[Figure content listings]
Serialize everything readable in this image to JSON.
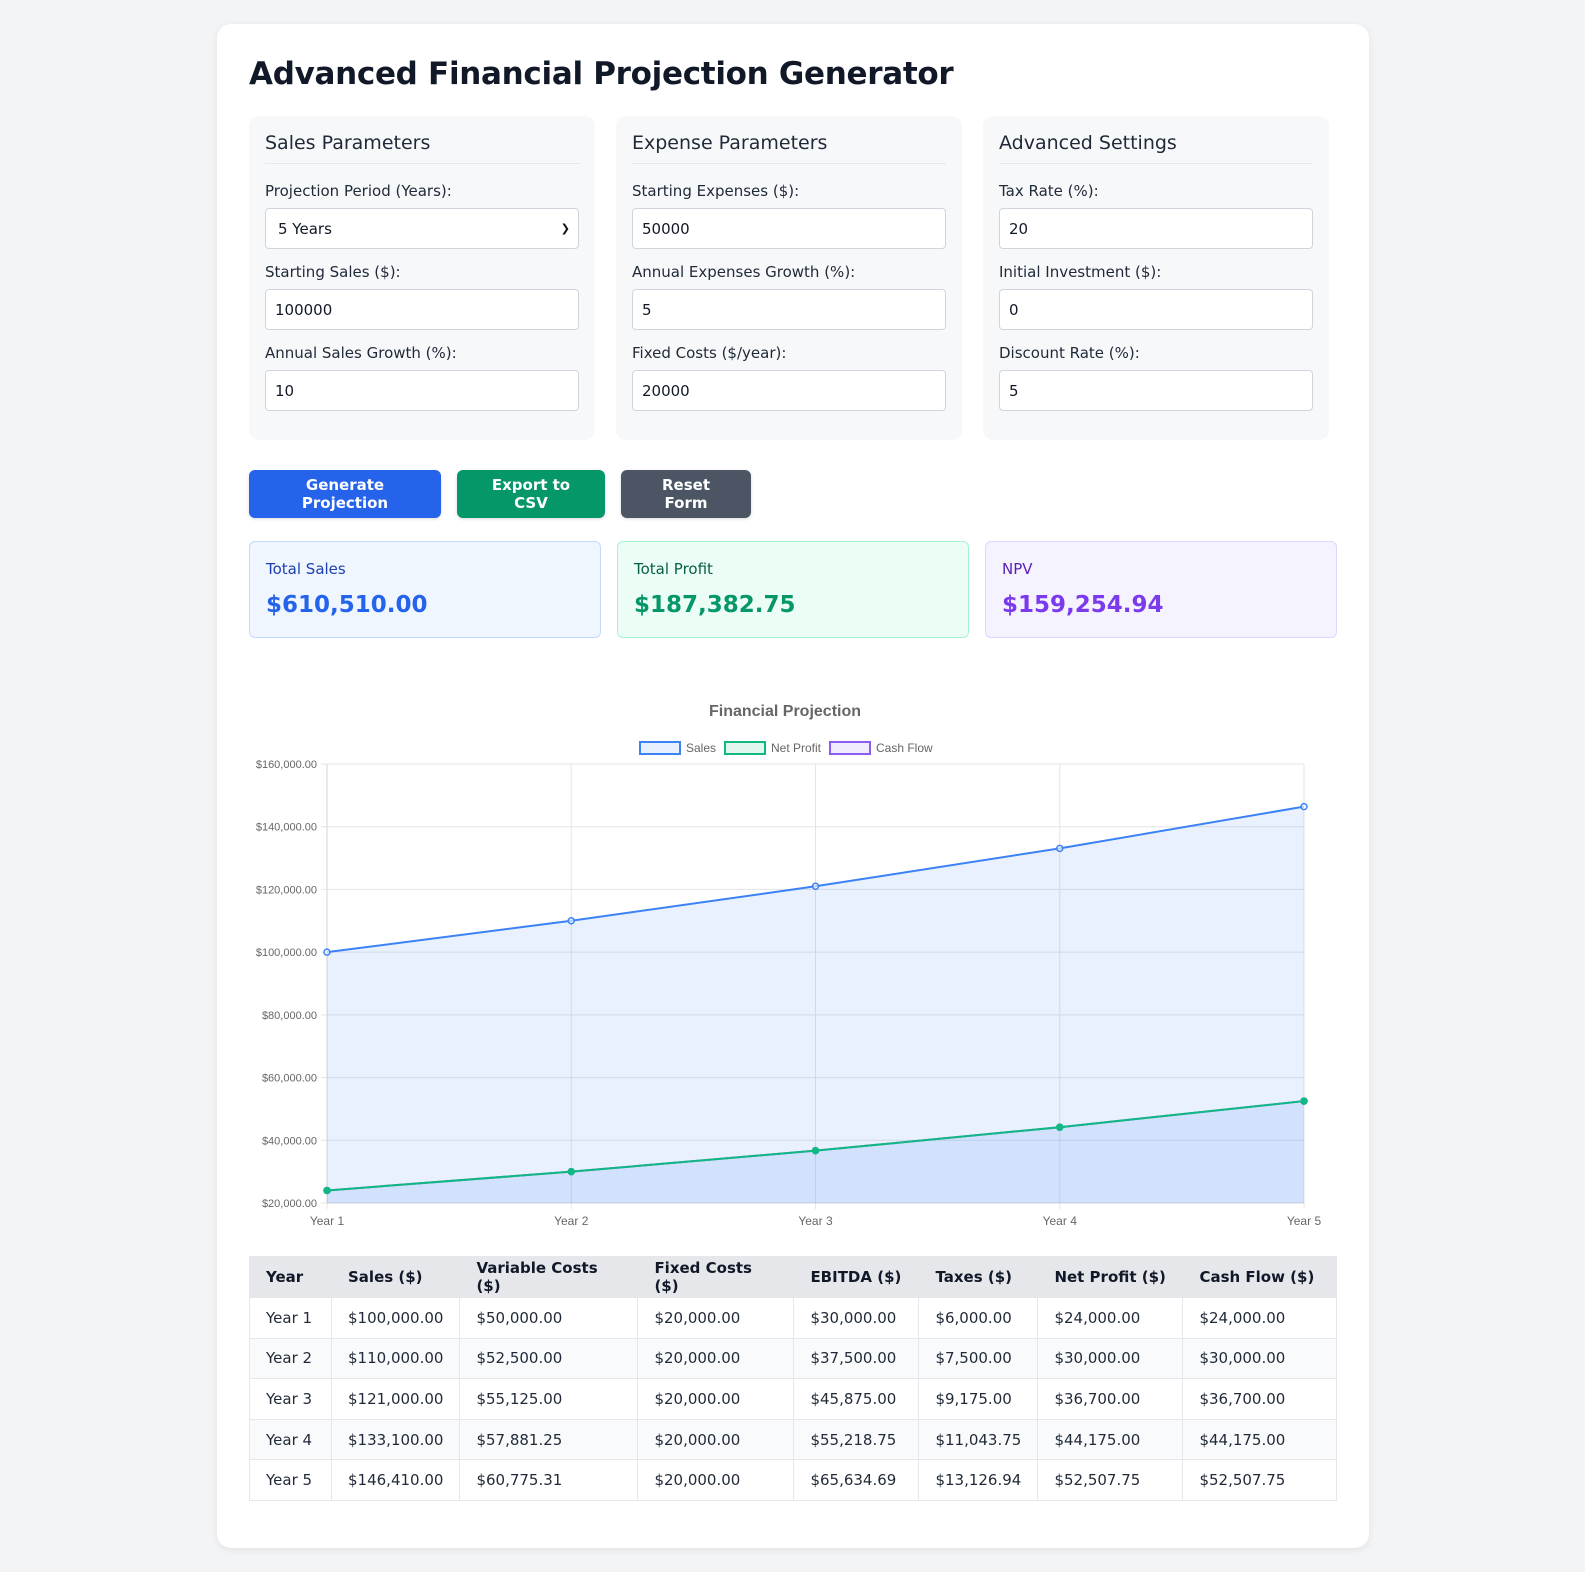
{
  "header": {
    "title": "Advanced Financial Projection Generator"
  },
  "sales_params": {
    "title": "Sales Parameters",
    "period_label": "Projection Period (Years):",
    "period_value": "5 Years",
    "starting_sales_label": "Starting Sales ($):",
    "starting_sales_value": "100000",
    "growth_label": "Annual Sales Growth (%):",
    "growth_value": "10"
  },
  "expense_params": {
    "title": "Expense Parameters",
    "starting_expenses_label": "Starting Expenses ($):",
    "starting_expenses_value": "50000",
    "growth_label": "Annual Expenses Growth (%):",
    "growth_value": "5",
    "fixed_label": "Fixed Costs ($/year):",
    "fixed_value": "20000"
  },
  "advanced": {
    "title": "Advanced Settings",
    "tax_label": "Tax Rate (%):",
    "tax_value": "20",
    "investment_label": "Initial Investment ($):",
    "investment_value": "0",
    "discount_label": "Discount Rate (%):",
    "discount_value": "5"
  },
  "buttons": {
    "generate": "Generate Projection",
    "export": "Export to CSV",
    "reset": "Reset Form"
  },
  "stats": {
    "total_sales_label": "Total Sales",
    "total_sales_value": "$610,510.00",
    "total_profit_label": "Total Profit",
    "total_profit_value": "$187,382.75",
    "npv_label": "NPV",
    "npv_value": "$159,254.94"
  },
  "colors": {
    "sales": "#3b82f6",
    "net_profit": "#10b981",
    "cash_flow": "#8b5cf6"
  },
  "chart_data": {
    "type": "line",
    "title": "Financial Projection",
    "categories": [
      "Year 1",
      "Year 2",
      "Year 3",
      "Year 4",
      "Year 5"
    ],
    "series": [
      {
        "name": "Sales",
        "values": [
          100000,
          110000,
          121000,
          133100,
          146410
        ]
      },
      {
        "name": "Net Profit",
        "values": [
          24000,
          30000,
          36700,
          44175,
          52507.75
        ]
      },
      {
        "name": "Cash Flow",
        "values": [
          24000,
          30000,
          36700,
          44175,
          52507.75
        ]
      }
    ],
    "ylim": [
      20000,
      160000
    ],
    "yticks": [
      "$20,000.00",
      "$40,000.00",
      "$60,000.00",
      "$80,000.00",
      "$100,000.00",
      "$120,000.00",
      "$140,000.00",
      "$160,000.00"
    ],
    "grid": true,
    "legend": "top-center"
  },
  "table": {
    "headers": [
      "Year",
      "Sales ($)",
      "Variable Costs ($)",
      "Fixed Costs ($)",
      "EBITDA ($)",
      "Taxes ($)",
      "Net Profit ($)",
      "Cash Flow ($)"
    ],
    "rows": [
      [
        "Year 1",
        "$100,000.00",
        "$50,000.00",
        "$20,000.00",
        "$30,000.00",
        "$6,000.00",
        "$24,000.00",
        "$24,000.00"
      ],
      [
        "Year 2",
        "$110,000.00",
        "$52,500.00",
        "$20,000.00",
        "$37,500.00",
        "$7,500.00",
        "$30,000.00",
        "$30,000.00"
      ],
      [
        "Year 3",
        "$121,000.00",
        "$55,125.00",
        "$20,000.00",
        "$45,875.00",
        "$9,175.00",
        "$36,700.00",
        "$36,700.00"
      ],
      [
        "Year 4",
        "$133,100.00",
        "$57,881.25",
        "$20,000.00",
        "$55,218.75",
        "$11,043.75",
        "$44,175.00",
        "$44,175.00"
      ],
      [
        "Year 5",
        "$146,410.00",
        "$60,775.31",
        "$20,000.00",
        "$65,634.69",
        "$13,126.94",
        "$52,507.75",
        "$52,507.75"
      ]
    ]
  }
}
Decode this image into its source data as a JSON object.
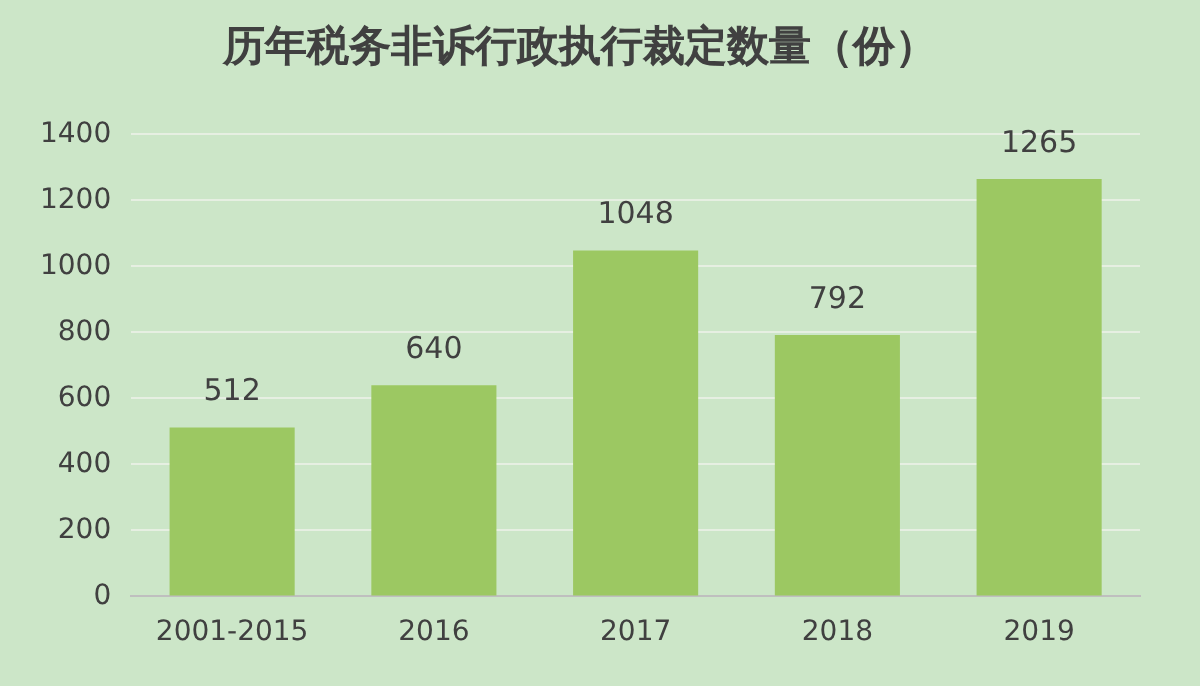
{
  "chart_data": {
    "type": "bar",
    "title": "历年税务非诉行政执行裁定数量（份）",
    "categories": [
      "2001-2015",
      "2016",
      "2017",
      "2018",
      "2019"
    ],
    "values": [
      512,
      640,
      1048,
      792,
      1265
    ],
    "color": "#9cc862",
    "ylim": [
      0,
      1400
    ],
    "yticks": [
      0,
      200,
      400,
      600,
      800,
      1000,
      1200,
      1400
    ],
    "grid": "y",
    "data_labels": true,
    "legend": false
  }
}
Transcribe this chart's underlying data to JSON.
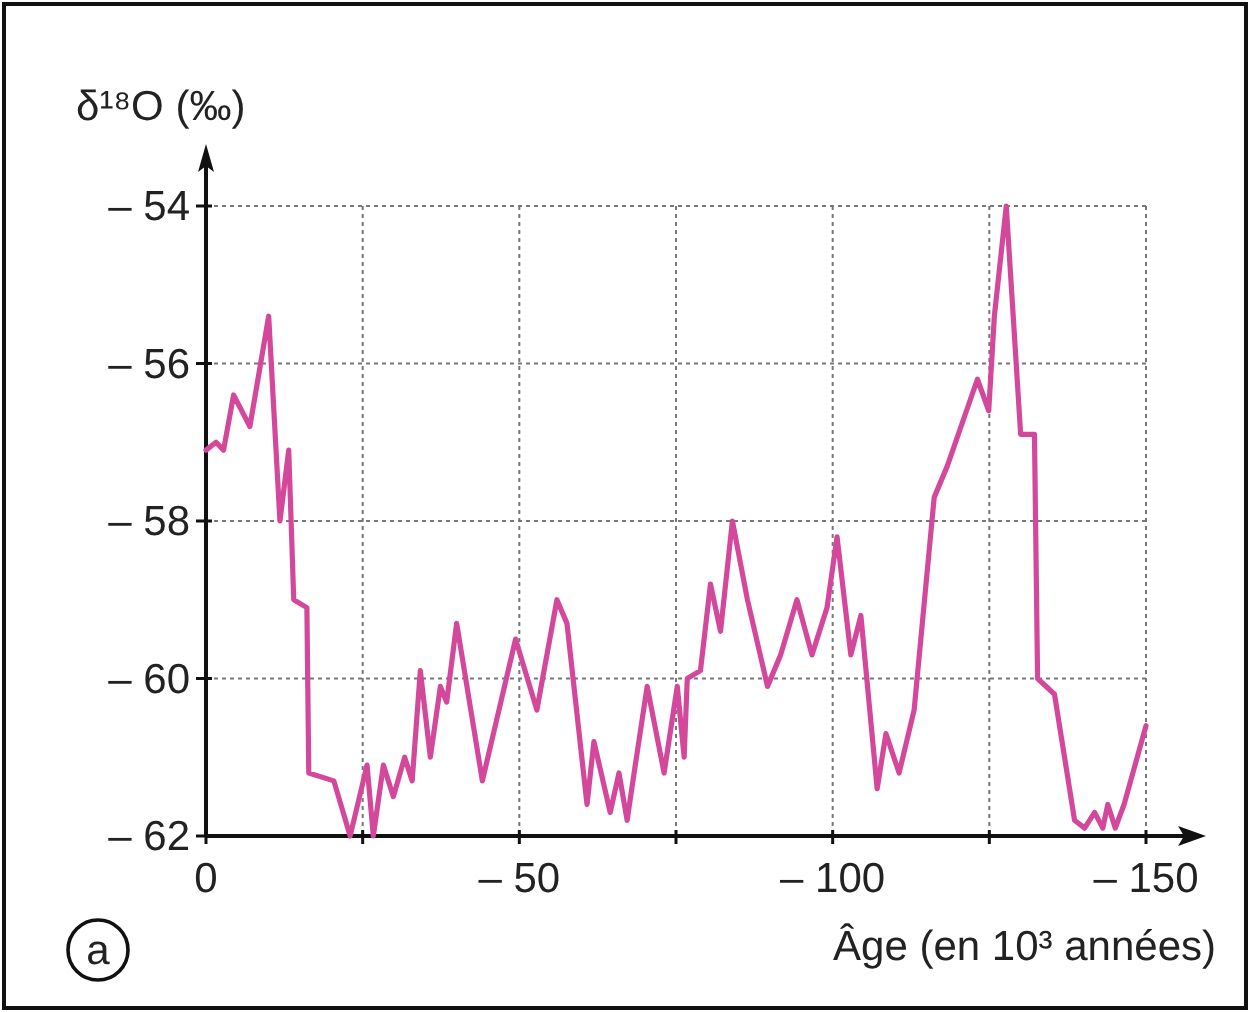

◆ Problem description
Return each line from the material above exactly, but not the pictures.

◆ The solution
Serialize everything readable in this image to JSON.
{
  "header": {
    "title": "Advanced Financial Projection Generator"
  },
  "sales_params": {
    "title": "Sales Parameters",
    "period_label": "Projection Period (Years):",
    "period_value": "5 Years",
    "starting_sales_label": "Starting Sales ($):",
    "starting_sales_value": "100000",
    "growth_label": "Annual Sales Growth (%):",
    "growth_value": "10"
  },
  "expense_params": {
    "title": "Expense Parameters",
    "starting_expenses_label": "Starting Expenses ($):",
    "starting_expenses_value": "50000",
    "growth_label": "Annual Expenses Growth (%):",
    "growth_value": "5",
    "fixed_label": "Fixed Costs ($/year):",
    "fixed_value": "20000"
  },
  "advanced": {
    "title": "Advanced Settings",
    "tax_label": "Tax Rate (%):",
    "tax_value": "20",
    "investment_label": "Initial Investment ($):",
    "investment_value": "0",
    "discount_label": "Discount Rate (%):",
    "discount_value": "5"
  },
  "buttons": {
    "generate": "Generate Projection",
    "export": "Export to CSV",
    "reset": "Reset Form"
  },
  "stats": {
    "total_sales_label": "Total Sales",
    "total_sales_value": "$610,510.00",
    "total_profit_label": "Total Profit",
    "total_profit_value": "$187,382.75",
    "npv_label": "NPV",
    "npv_value": "$159,254.94"
  },
  "colors": {
    "sales": "#3b82f6",
    "net_profit": "#10b981",
    "cash_flow": "#8b5cf6"
  },
  "chart_data": {
    "type": "line",
    "title": "Financial Projection",
    "categories": [
      "Year 1",
      "Year 2",
      "Year 3",
      "Year 4",
      "Year 5"
    ],
    "series": [
      {
        "name": "Sales",
        "values": [
          100000,
          110000,
          121000,
          133100,
          146410
        ]
      },
      {
        "name": "Net Profit",
        "values": [
          24000,
          30000,
          36700,
          44175,
          52507.75
        ]
      },
      {
        "name": "Cash Flow",
        "values": [
          24000,
          30000,
          36700,
          44175,
          52507.75
        ]
      }
    ],
    "ylim": [
      20000,
      160000
    ],
    "yticks": [
      "$20,000.00",
      "$40,000.00",
      "$60,000.00",
      "$80,000.00",
      "$100,000.00",
      "$120,000.00",
      "$140,000.00",
      "$160,000.00"
    ],
    "grid": true,
    "legend": "top-center"
  },
  "table": {
    "headers": [
      "Year",
      "Sales ($)",
      "Variable Costs ($)",
      "Fixed Costs ($)",
      "EBITDA ($)",
      "Taxes ($)",
      "Net Profit ($)",
      "Cash Flow ($)"
    ],
    "rows": [
      [
        "Year 1",
        "$100,000.00",
        "$50,000.00",
        "$20,000.00",
        "$30,000.00",
        "$6,000.00",
        "$24,000.00",
        "$24,000.00"
      ],
      [
        "Year 2",
        "$110,000.00",
        "$52,500.00",
        "$20,000.00",
        "$37,500.00",
        "$7,500.00",
        "$30,000.00",
        "$30,000.00"
      ],
      [
        "Year 3",
        "$121,000.00",
        "$55,125.00",
        "$20,000.00",
        "$45,875.00",
        "$9,175.00",
        "$36,700.00",
        "$36,700.00"
      ],
      [
        "Year 4",
        "$133,100.00",
        "$57,881.25",
        "$20,000.00",
        "$55,218.75",
        "$11,043.75",
        "$44,175.00",
        "$44,175.00"
      ],
      [
        "Year 5",
        "$146,410.00",
        "$60,775.31",
        "$20,000.00",
        "$65,634.69",
        "$13,126.94",
        "$52,507.75",
        "$52,507.75"
      ]
    ]
  }
}
Decode this image into its source data as a JSON object.
{
  "chart_data": {
    "type": "bar",
    "title": "历年税务非诉行政执行裁定数量（份）",
    "categories": [
      "2001-2015",
      "2016",
      "2017",
      "2018",
      "2019"
    ],
    "values": [
      512,
      640,
      1048,
      792,
      1265
    ],
    "color": "#9cc862",
    "ylim": [
      0,
      1400
    ],
    "yticks": [
      0,
      200,
      400,
      600,
      800,
      1000,
      1200,
      1400
    ],
    "grid": "y",
    "data_labels": true,
    "legend": false
  }
}
Transcribe this chart's underlying data to JSON.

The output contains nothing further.